WHAT IS EXPECTED: Report how many lines contain "before"; state the number and nothing else.

WORKING DATA:
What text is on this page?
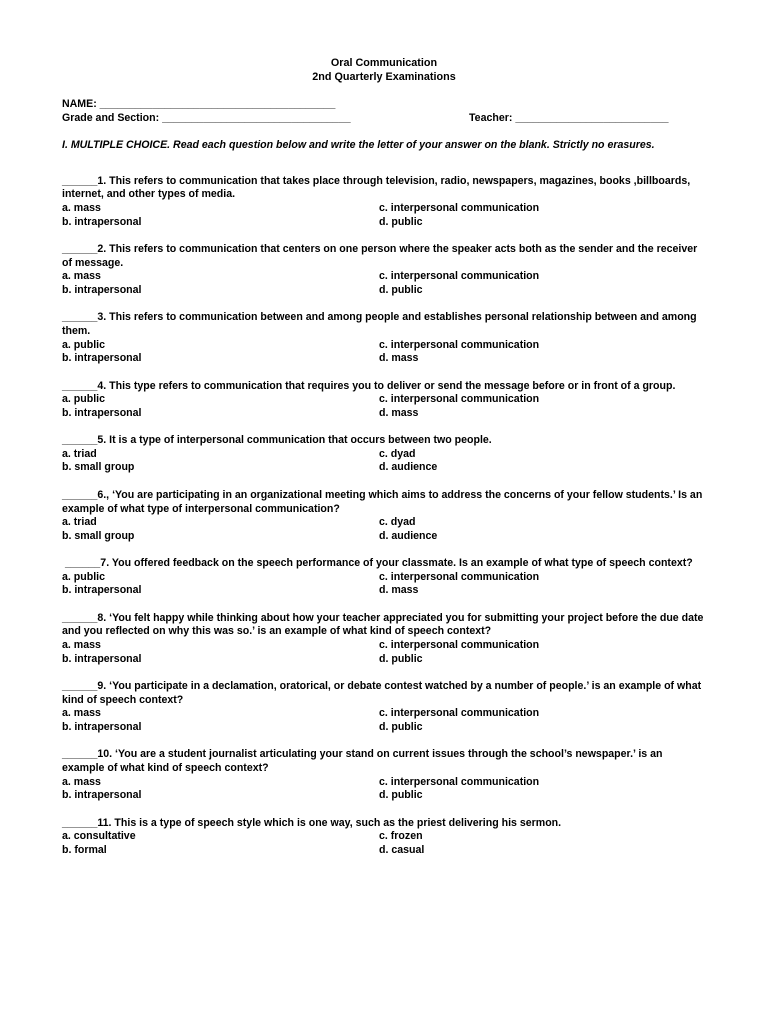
Oral Communication
2nd Quarterly Examinations
NAME: ________________________________________
Grade and Section: ________________________________	Teacher: __________________________
I. MULTIPLE CHOICE. Read each question below and write the letter of your answer on the blank. Strictly no erasures.
______1. This refers to communication that takes place through television, radio, newspapers, magazines, books ,billboards, internet, and other types of media.
a. mass	c. interpersonal communication
b. intrapersonal	d. public
______2. This refers to communication that centers on one person where the speaker acts both as the sender and the receiver of message.
a. mass	c. interpersonal communication
b. intrapersonal	d. public
______3. This refers to communication between and among people and establishes personal relationship between and among them.
a. public	c. interpersonal communication
b. intrapersonal	d. mass
______4. This type refers to communication that requires you to deliver or send the message before or in front of a group.
a. public	c. interpersonal communication
b. intrapersonal	d. mass
______5. It is a type of interpersonal communication that occurs between two people.
a. triad	c. dyad
b. small group	d. audience
______6., ‘You are participating in an organizational meeting which aims to address the concerns of your fellow students.’ Is an example of what type of interpersonal communication?
a. triad	c. dyad
b. small group	d. audience
______7. You offered feedback on the speech performance of your classmate. Is an example of what type of speech context?
a. public	c. interpersonal communication
b. intrapersonal	d. mass
______8. ‘You felt happy while thinking about how your teacher appreciated you for submitting your project before the due date and you reflected on why this was so.’ is an example of what kind of speech context?
a. mass	c. interpersonal communication
b. intrapersonal	d. public
______9. ‘You participate in a declamation, oratorical, or debate contest watched by a number of people.’ is an example of what kind of speech context?
a. mass	c. interpersonal communication
b. intrapersonal	d. public
______10. ‘You are a student journalist articulating your stand on current issues through the school’s newspaper.’ is an example of what kind of speech context?
a. mass	c. interpersonal communication
b. intrapersonal	d. public
______11. This is a type of speech style which is one way, such as the priest delivering his sermon.
a. consultative	c. frozen
b. formal	d. casual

ANSWER TO THE PROBLEM: 2